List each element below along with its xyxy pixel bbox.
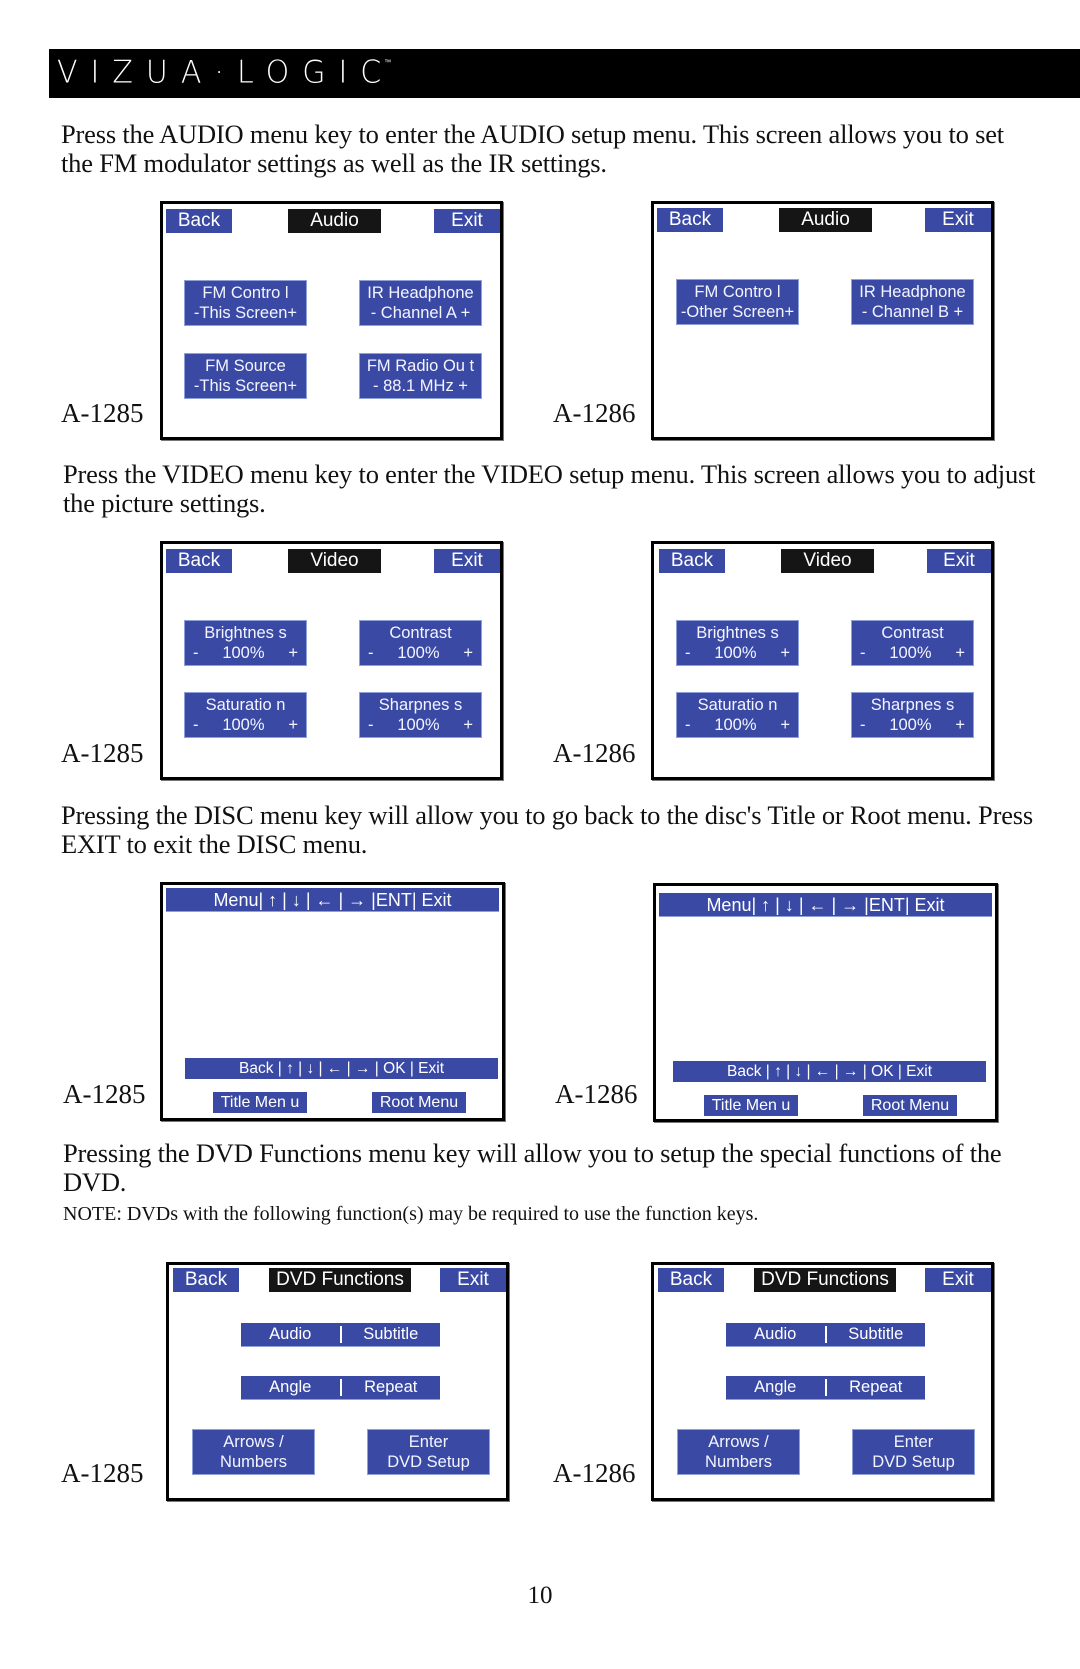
back-button[interactable]: Back [657, 208, 723, 232]
ir-headphone-button[interactable]: IR Headphone - Channel B + [851, 279, 974, 325]
enter-dvd-setup-button[interactable]: Enter DVD Setup [852, 1429, 975, 1475]
exit-button[interactable]: Exit [434, 549, 500, 573]
audio-button[interactable]: Audio [726, 1323, 825, 1346]
increase-button[interactable]: + [288, 643, 298, 663]
enter-dvd-setup-button[interactable]: Enter DVD Setup [367, 1429, 490, 1475]
model-label: A-1285 [61, 398, 144, 428]
screen-title: Audio [288, 209, 381, 233]
ir-headphone-button[interactable]: IR Headphone - Channel A + [359, 280, 482, 326]
brand-logo: VIZUA·LOGIC™ [57, 54, 395, 91]
page-number: 10 [527, 1582, 553, 1609]
disc-bottom-nav-bar[interactable]: Back | ↑ | ↓ | ← | → | OK | Exit [185, 1058, 498, 1079]
increase-button[interactable]: + [955, 643, 965, 663]
fm-source-button[interactable]: FM Source -This Screen+ [184, 353, 307, 399]
audio-subtitle-bar: Audio Subtitle [241, 1323, 440, 1347]
arrows-numbers-button[interactable]: Arrows / Numbers [192, 1429, 315, 1475]
repeat-button[interactable]: Repeat [342, 1376, 441, 1399]
screen-title: Audio [779, 208, 872, 232]
brightness-control[interactable]: Brightnes s -100% + [184, 620, 307, 666]
angle-repeat-bar: Angle Repeat [241, 1376, 440, 1400]
fm-radio-out-button[interactable]: FM Radio Ou t- 88.1 MHz + [359, 353, 482, 399]
increase-button[interactable]: + [955, 715, 965, 735]
decrease-button[interactable]: - [368, 715, 374, 735]
root-menu-button[interactable]: Root Menu [372, 1092, 466, 1113]
screen-title: Video [781, 549, 874, 573]
dvd-note: NOTE: DVDs with the following function(s… [63, 1203, 759, 1225]
fm-control-button[interactable]: FM Contro l -This Screen+ [184, 280, 307, 326]
title-menu-button[interactable]: Title Men u [704, 1095, 798, 1116]
decrease-button[interactable]: - [193, 643, 199, 663]
saturation-control[interactable]: Saturatio n -100% + [184, 692, 307, 738]
exit-button[interactable]: Exit [434, 209, 500, 233]
subtitle-button[interactable]: Subtitle [342, 1323, 441, 1346]
disc-description: Pressing the DISC menu key will allow yo… [61, 800, 1033, 859]
video-description: Press the VIDEO menu key to enter the VI… [63, 459, 1036, 518]
disc-bottom-nav-bar[interactable]: Back | ↑ | ↓ | ← | → | OK | Exit [673, 1061, 986, 1082]
increase-button[interactable]: + [780, 715, 790, 735]
decrease-button[interactable]: - [368, 643, 374, 663]
audio-screen-a1285: Back Audio Exit FM Contro l -This Screen+… [160, 201, 503, 440]
exit-button[interactable]: Exit [925, 208, 991, 232]
angle-button[interactable]: Angle [726, 1376, 825, 1399]
dvd-screen-a1286: Back DVD Functions Exit Audio Subtitle An… [651, 1262, 994, 1501]
screen-title: DVD Functions [269, 1268, 411, 1292]
back-button[interactable]: Back [166, 549, 232, 573]
increase-button[interactable]: + [780, 643, 790, 663]
title-menu-button[interactable]: Title Men u [213, 1092, 307, 1113]
model-label: A-1286 [553, 1458, 636, 1488]
back-button[interactable]: Back [166, 209, 232, 233]
contrast-control[interactable]: Contrast -100% + [359, 620, 482, 666]
increase-button[interactable]: + [463, 643, 473, 663]
exit-button[interactable]: Exit [927, 549, 991, 573]
decrease-button[interactable]: - [860, 715, 866, 735]
disc-top-nav-bar[interactable]: Menu| ↑ | ↓ | ← | → |ENT| Exit [166, 888, 499, 912]
fm-control-button[interactable]: FM Contro l -Other Screen+ [676, 279, 799, 325]
exit-button[interactable]: Exit [440, 1268, 506, 1292]
decrease-button[interactable]: - [685, 715, 691, 735]
model-label: A-1285 [61, 738, 144, 768]
increase-button[interactable]: + [288, 715, 298, 735]
repeat-button[interactable]: Repeat [827, 1376, 926, 1399]
arrows-numbers-button[interactable]: Arrows / Numbers [677, 1429, 800, 1475]
back-button[interactable]: Back [659, 549, 725, 573]
model-label: A-1286 [555, 1079, 638, 1109]
screen-title: Video [288, 549, 381, 573]
decrease-button[interactable]: - [193, 715, 199, 735]
model-label: A-1286 [553, 398, 636, 428]
decrease-button[interactable]: - [860, 643, 866, 663]
video-screen-a1286: Back Video Exit Brightnes s -100% + Contr… [651, 541, 994, 780]
dvd-screen-a1285: Back DVD Functions Exit Audio Subtitle An… [166, 1262, 509, 1501]
contrast-control[interactable]: Contrast -100% + [851, 620, 974, 666]
model-label: A-1285 [61, 1458, 144, 1488]
model-label: A-1285 [63, 1079, 146, 1109]
subtitle-button[interactable]: Subtitle [827, 1323, 926, 1346]
screen-title: DVD Functions [754, 1268, 896, 1292]
angle-button[interactable]: Angle [241, 1376, 340, 1399]
audio-screen-a1286: Back Audio Exit FM Contro l -Other Screen… [651, 201, 994, 440]
audio-description: Press the AUDIO menu key to enter the AU… [61, 119, 1004, 178]
audio-subtitle-bar: Audio Subtitle [726, 1323, 925, 1347]
back-button[interactable]: Back [173, 1268, 239, 1292]
disc-top-nav-bar[interactable]: Menu| ↑ | ↓ | ← | → |ENT| Exit [659, 893, 992, 917]
video-screen-a1285: Back Video Exit Brightnes s -100% + Contr… [160, 541, 503, 780]
back-button[interactable]: Back [658, 1268, 724, 1292]
brightness-control[interactable]: Brightnes s -100% + [676, 620, 799, 666]
saturation-control[interactable]: Saturatio n -100% + [676, 692, 799, 738]
dvd-description: Pressing the DVD Functions menu key will… [63, 1138, 1002, 1197]
sharpness-control[interactable]: Sharpnes s -100% + [851, 692, 974, 738]
root-menu-button[interactable]: Root Menu [863, 1095, 957, 1116]
sharpness-control[interactable]: Sharpnes s -100% + [359, 692, 482, 738]
angle-repeat-bar: Angle Repeat [726, 1376, 925, 1400]
disc-screen-a1286: Menu| ↑ | ↓ | ← | → |ENT| Exit Back | ↑ … [653, 883, 998, 1122]
model-label: A-1286 [553, 738, 636, 768]
decrease-button[interactable]: - [685, 643, 691, 663]
brand-header-bar: VIZUA·LOGIC™ [49, 49, 1080, 98]
exit-button[interactable]: Exit [925, 1268, 991, 1292]
increase-button[interactable]: + [463, 715, 473, 735]
disc-screen-a1285: Menu| ↑ | ↓ | ← | → |ENT| Exit Back | ↑ … [160, 882, 505, 1121]
audio-button[interactable]: Audio [241, 1323, 340, 1346]
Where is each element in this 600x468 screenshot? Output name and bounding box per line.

• **WHAT YOU ARE ASKED TO DO**: Convert every line of the items above into a JSON list of strings, one string per line, with blank lines and pictures left out.

• **EXERCISE RESULT**:
[
  "List each element below along with its xyxy pixel bbox.",
  "back-button[interactable]: Back [657, 208, 723, 232]",
  "ir-headphone-button[interactable]: IR Headphone - Channel B + [851, 279, 974, 325]",
  "enter-dvd-setup-button[interactable]: Enter DVD Setup [852, 1429, 975, 1475]",
  "exit-button[interactable]: Exit [434, 549, 500, 573]",
  "audio-button[interactable]: Audio [726, 1323, 825, 1346]",
  "increase-button[interactable]: + [288, 643, 298, 663]",
  "enter-dvd-setup-button[interactable]: Enter DVD Setup [367, 1429, 490, 1475]",
  "model-label: A-1285 [61, 398, 144, 428]",
  "screen-title: Audio [288, 209, 381, 233]",
  "ir-headphone-button[interactable]: IR Headphone - Channel A + [359, 280, 482, 326]",
  "brand-logo: VIZUA·LOGIC™ [57, 54, 395, 91]",
  "page-number: 10 [527, 1582, 553, 1609]",
  "disc-bottom-nav-bar[interactable]: Back | ↑ | ↓ | ← | → | OK | Exit [185, 1058, 498, 1079]",
  "increase-button[interactable]: + [955, 643, 965, 663]",
  "fm-source-button[interactable]: FM Source -This Screen+ [184, 353, 307, 399]",
  "audio-subtitle-bar: Audio Subtitle [241, 1323, 440, 1347]",
  "arrows-numbers-button[interactable]: Arrows / Numbers [192, 1429, 315, 1475]",
  "repeat-button[interactable]: Repeat [342, 1376, 441, 1399]",
  "screen-title: Audio [779, 208, 872, 232]",
  "brightness-control[interactable]: Brightnes s -100% + [184, 620, 307, 666]",
  "angle-repeat-bar: Angle Repeat [241, 1376, 440, 1400]",
  "fm-radio-out-button[interactable]: FM Radio Ou t- 88.1 MHz + [359, 353, 482, 399]",
  "increase-button[interactable]: + [955, 715, 965, 735]",
  "decrease-button[interactable]: - [368, 715, 374, 735]",
  "root-menu-button[interactable]: Root Menu [372, 1092, 466, 1113]",
  "screen-title: Video [781, 549, 874, 573]",
  "dvd-note: NOTE: DVDs with the following function(s… [63, 1203, 759, 1225]",
  "fm-control-button[interactable]: FM Contro l -This Screen+ [184, 280, 307, 326]",
  "title-menu-button[interactable]: Title Men u [704, 1095, 798, 1116]",
  "decrease-button[interactable]: - [193, 643, 199, 663]",
  "saturation-control[interactable]: Saturatio n -100% + [184, 692, 307, 738]",
  "exit-button[interactable]: Exit [434, 209, 500, 233]",
  "subtitle-button[interactable]: Subtitle [342, 1323, 441, 1346]",
  "disc-description: Pressing the DISC menu key will allow yo… [61, 800, 1033, 859]",
  "video-description: Press the VIDEO menu key to enter the VI… [63, 459, 1036, 518]",
  "disc-bottom-nav-bar[interactable]: Back | ↑ | ↓ | ← | → | OK | Exit [673, 1061, 986, 1082]",
  "increase-button[interactable]: + [780, 715, 790, 735]",
  "decrease-button[interactable]: - [368, 643, 374, 663]",
  "audio-screen-a1285: Back Audio Exit FM Contro l -This Screen+… [160, 201, 503, 440]",
  "exit-button[interactable]: Exit [925, 208, 991, 232]",
  "angle-button[interactable]: Angle [726, 1376, 825, 1399]",
  "dvd-screen-a1286: Back DVD Functions Exit Audio Subtitle An… [651, 1262, 994, 1501]",
  "screen-title: DVD Functions [269, 1268, 411, 1292]",
  "back-button[interactable]: Back [166, 549, 232, 573]",
  "increase-button[interactable]: + [780, 643, 790, 663]",
  "title-menu-button[interactable]: Title Men u [213, 1092, 307, 1113]",
  "model-label: A-1286 [553, 1458, 636, 1488]",
  "back-button[interactable]: Back [166, 209, 232, 233]",
  "contrast-control[interactable]: Contrast -100% + [359, 620, 482, 666]",
  "increase-button[interactable]: + [463, 643, 473, 663]",
  "exit-button[interactable]: Exit [927, 549, 991, 573]",
  "decrease-button[interactable]: - [860, 715, 866, 735]",
  "disc-top-nav-bar[interactable]: Menu| ↑ | ↓ | ← | → |ENT| Exit [166, 888, 499, 912]",
  "fm-control-button[interactable]: FM Contro l -Other Screen+ [676, 279, 799, 325]",
  "exit-button[interactable]: Exit [440, 1268, 506, 1292]",
  "decrease-button[interactable]: - [685, 715, 691, 735]",
  "model-label: A-1285 [61, 738, 144, 768]",
  "increase-button[interactable]: + [288, 715, 298, 735]",
  "repeat-button[interactable]: Repeat [827, 1376, 926, 1399]",
  "arrows-numbers-button[interactable]: Arrows / Numbers [677, 1429, 800, 1475]",
  "back-button[interactable]: Back [659, 549, 725, 573]",
  "model-label: A-1286 [555, 1079, 638, 1109]",
  "screen-title: Video [288, 549, 381, 573]",
  "decrease-button[interactable]: - [193, 715, 199, 735]",
  "model-label: A-1286 [553, 398, 636, 428]",
  "decrease-button[interactable]: - [860, 643, 866, 663]",
  "video-screen-a1286: Back Video Exit Brightnes s -100% + Contr… [651, 541, 994, 780]",
  "dvd-screen-a1285: Back DVD Functions Exit Audio Subtitle An… [166, 1262, 509, 1501]",
  "contrast-control[interactable]: Contrast -100% + [851, 620, 974, 666]",
  "model-label: A-1285 [61, 1458, 144, 1488]",
  "model-label: A-1285 [63, 1079, 146, 1109]",
  "subtitle-button[interactable]: Subtitle [827, 1323, 926, 1346]",
  "screen-title: DVD Functions [754, 1268, 896, 1292]",
  "angle-button[interactable]: Angle [241, 1376, 340, 1399]",
  "audio-screen-a1286: Back Audio Exit FM Contro l -Other Screen… [651, 201, 994, 440]",
  "audio-description: Press the AUDIO menu key to enter the AU… [61, 119, 1004, 178]",
  "audio-subtitle-bar: Audio Subtitle [726, 1323, 925, 1347]",
  "back-button[interactable]: Back [173, 1268, 239, 1292]",
  "disc-top-nav-bar[interactable]: Menu| ↑ | ↓ | ← | → |ENT| Exit [659, 893, 992, 917]",
  "video-screen-a1285: Back Video Exit Brightnes s -100% + Contr… [160, 541, 503, 780]",
  "back-button[interactable]: Back [658, 1268, 724, 1292]",
  "brightness-control[interactable]: Brightnes s -100% + [676, 620, 799, 666]",
  "saturation-control[interactable]: Saturatio n -100% + [676, 692, 799, 738]",
  "dvd-description: Pressing the DVD Functions menu key will… [63, 1138, 1002, 1197]",
  "sharpness-control[interactable]: Sharpnes s -100% + [851, 692, 974, 738]",
  "root-menu-button[interactable]: Root Menu [863, 1095, 957, 1116]",
  "sharpness-control[interactable]: Sharpnes s -100% + [359, 692, 482, 738]",
  "angle-repeat-bar: Angle Repeat [726, 1376, 925, 1400]",
  "disc-screen-a1286: Menu| ↑ | ↓ | ← | → |ENT| Exit Back | ↑ … [653, 883, 998, 1122]",
  "model-label: A-1286 [553, 738, 636, 768]",
  "decrease-button[interactable]: - [685, 643, 691, 663]",
  "brand-header-bar: VIZUA·LOGIC™ [49, 49, 1080, 98]",
  "exit-button[interactable]: Exit [925, 1268, 991, 1292]",
  "increase-button[interactable]: + [463, 715, 473, 735]",
  "disc-screen-a1285: Menu| ↑ | ↓ | ← | → |ENT| Exit Back | ↑ … [160, 882, 505, 1121]",
  "audio-button[interactable]: Audio [241, 1323, 340, 1346]",
  "Where is each element in this 600x468 screenshot? Output name and bounding box per line."
]